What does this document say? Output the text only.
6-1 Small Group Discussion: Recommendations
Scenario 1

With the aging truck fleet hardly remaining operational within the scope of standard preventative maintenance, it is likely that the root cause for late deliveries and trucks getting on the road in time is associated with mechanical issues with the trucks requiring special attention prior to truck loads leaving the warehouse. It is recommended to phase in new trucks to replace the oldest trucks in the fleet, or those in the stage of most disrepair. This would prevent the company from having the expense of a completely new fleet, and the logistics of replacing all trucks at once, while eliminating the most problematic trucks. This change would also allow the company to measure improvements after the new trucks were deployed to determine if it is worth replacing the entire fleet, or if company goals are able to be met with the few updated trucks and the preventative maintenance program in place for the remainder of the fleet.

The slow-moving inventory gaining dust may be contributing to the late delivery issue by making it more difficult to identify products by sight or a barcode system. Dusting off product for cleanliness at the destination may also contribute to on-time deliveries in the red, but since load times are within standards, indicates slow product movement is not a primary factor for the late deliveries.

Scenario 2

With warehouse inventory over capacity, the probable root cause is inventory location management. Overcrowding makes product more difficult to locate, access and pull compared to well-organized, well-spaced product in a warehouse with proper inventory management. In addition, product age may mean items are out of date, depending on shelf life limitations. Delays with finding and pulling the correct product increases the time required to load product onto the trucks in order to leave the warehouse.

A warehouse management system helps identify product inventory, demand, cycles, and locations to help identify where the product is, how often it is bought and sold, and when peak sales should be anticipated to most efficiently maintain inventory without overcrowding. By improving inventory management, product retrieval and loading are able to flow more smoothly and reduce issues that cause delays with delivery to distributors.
= = = =
▶ [Short task]: Every line of the records above needs to be given again exactly.

▶ [Correct answer]:
What does this document say? Output the text only.
6-1 Small Group Discussion: Recommendations
Scenario 1

With the aging truck fleet hardly remaining operational within the scope of standard preventative maintenance, it is likely that the root cause for late deliveries and trucks getting on the road in time is associated with mechanical issues with the trucks requiring special attention prior to truck loads leaving the warehouse. It is recommended to phase in new trucks to replace the oldest trucks in the fleet, or those in the stage of most disrepair. This would prevent the company from having the expense of a completely new fleet, and the logistics of replacing all trucks at once, while eliminating the most problematic trucks. This change would also allow the company to measure improvements after the new trucks were deployed to determine if it is worth replacing the entire fleet, or if company goals are able to be met with the few updated trucks and the preventative maintenance program in place for the remainder of the fleet.

The slow-moving inventory gaining dust may be contributing to the late delivery issue by making it more difficult to identify products by sight or a barcode system. Dusting off product for cleanliness at the destination may also contribute to on-time deliveries in the red, but since load times are within standards, indicates slow product movement is not a primary factor for the late deliveries.

Scenario 2

With warehouse inventory over capacity, the probable root cause is inventory location management. Overcrowding makes product more difficult to locate, access and pull compared to well-organized, well-spaced product in a warehouse with proper inventory management. In addition, product age may mean items are out of date, depending on shelf life limitations. Delays with finding and pulling the correct product increases the time required to load product onto the trucks in order to leave the warehouse.

A warehouse management system helps identify product inventory, demand, cycles, and locations to help identify where the product is, how often it is bought and sold, and when peak sales should be anticipated to most efficiently maintain inventory without overcrowding. By improving inventory management, product retrieval and loading are able to flow more smoothly and reduce issues that cause delays with delivery to distributors.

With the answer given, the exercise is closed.